Records about charts and figures
/---
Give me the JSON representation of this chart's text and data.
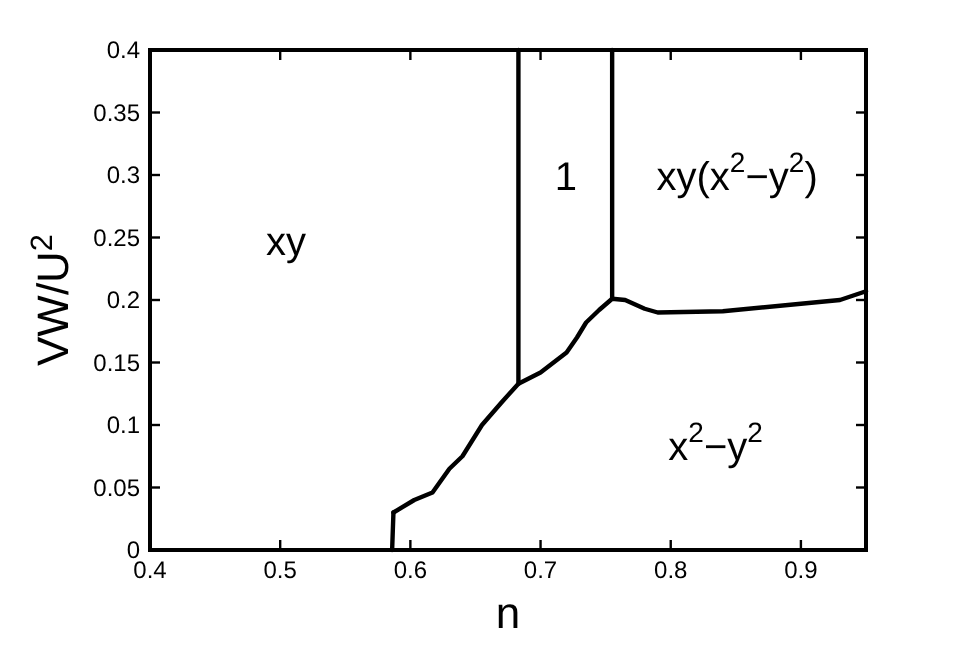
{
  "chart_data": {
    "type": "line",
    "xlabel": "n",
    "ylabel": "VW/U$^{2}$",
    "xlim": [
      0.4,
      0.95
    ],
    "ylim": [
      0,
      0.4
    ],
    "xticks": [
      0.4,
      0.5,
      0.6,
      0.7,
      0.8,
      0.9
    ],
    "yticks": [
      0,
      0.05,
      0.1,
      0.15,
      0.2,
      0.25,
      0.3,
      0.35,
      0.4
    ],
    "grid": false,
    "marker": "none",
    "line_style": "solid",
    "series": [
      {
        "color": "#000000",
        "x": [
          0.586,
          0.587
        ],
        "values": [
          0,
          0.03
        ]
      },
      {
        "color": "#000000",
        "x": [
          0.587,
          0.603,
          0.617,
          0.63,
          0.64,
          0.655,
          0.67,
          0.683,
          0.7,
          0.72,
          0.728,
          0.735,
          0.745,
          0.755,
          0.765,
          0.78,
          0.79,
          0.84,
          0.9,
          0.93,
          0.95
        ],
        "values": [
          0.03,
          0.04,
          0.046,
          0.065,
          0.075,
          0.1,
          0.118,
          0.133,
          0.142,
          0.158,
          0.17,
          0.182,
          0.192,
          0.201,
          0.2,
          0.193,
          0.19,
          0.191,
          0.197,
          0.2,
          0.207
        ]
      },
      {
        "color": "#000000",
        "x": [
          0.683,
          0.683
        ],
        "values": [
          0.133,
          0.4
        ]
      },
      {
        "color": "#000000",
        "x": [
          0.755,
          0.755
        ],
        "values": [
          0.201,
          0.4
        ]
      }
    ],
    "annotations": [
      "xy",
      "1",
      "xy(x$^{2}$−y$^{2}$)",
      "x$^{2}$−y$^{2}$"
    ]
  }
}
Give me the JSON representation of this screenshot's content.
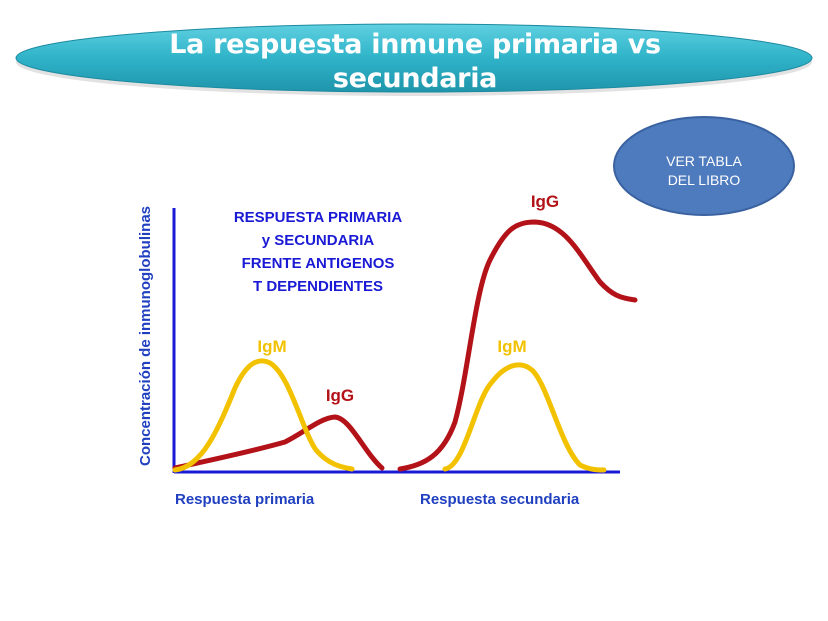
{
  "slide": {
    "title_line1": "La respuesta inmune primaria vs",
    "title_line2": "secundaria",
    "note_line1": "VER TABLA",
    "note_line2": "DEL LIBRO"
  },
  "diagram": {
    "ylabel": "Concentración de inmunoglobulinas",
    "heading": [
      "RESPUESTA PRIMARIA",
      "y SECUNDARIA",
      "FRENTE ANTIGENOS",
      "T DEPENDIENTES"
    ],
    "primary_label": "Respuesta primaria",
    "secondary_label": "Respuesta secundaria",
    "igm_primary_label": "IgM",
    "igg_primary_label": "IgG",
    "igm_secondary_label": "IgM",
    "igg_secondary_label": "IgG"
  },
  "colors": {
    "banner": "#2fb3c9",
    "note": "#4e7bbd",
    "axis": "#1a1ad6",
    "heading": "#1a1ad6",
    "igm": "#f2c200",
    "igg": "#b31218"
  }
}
\---
## Aim
Using the records above, copy each line that contains "ylabel".

## Correct output
    "ylabel": "VW/U$^{2}$",
    "ylabel": "Concentración de inmunoglobulinas",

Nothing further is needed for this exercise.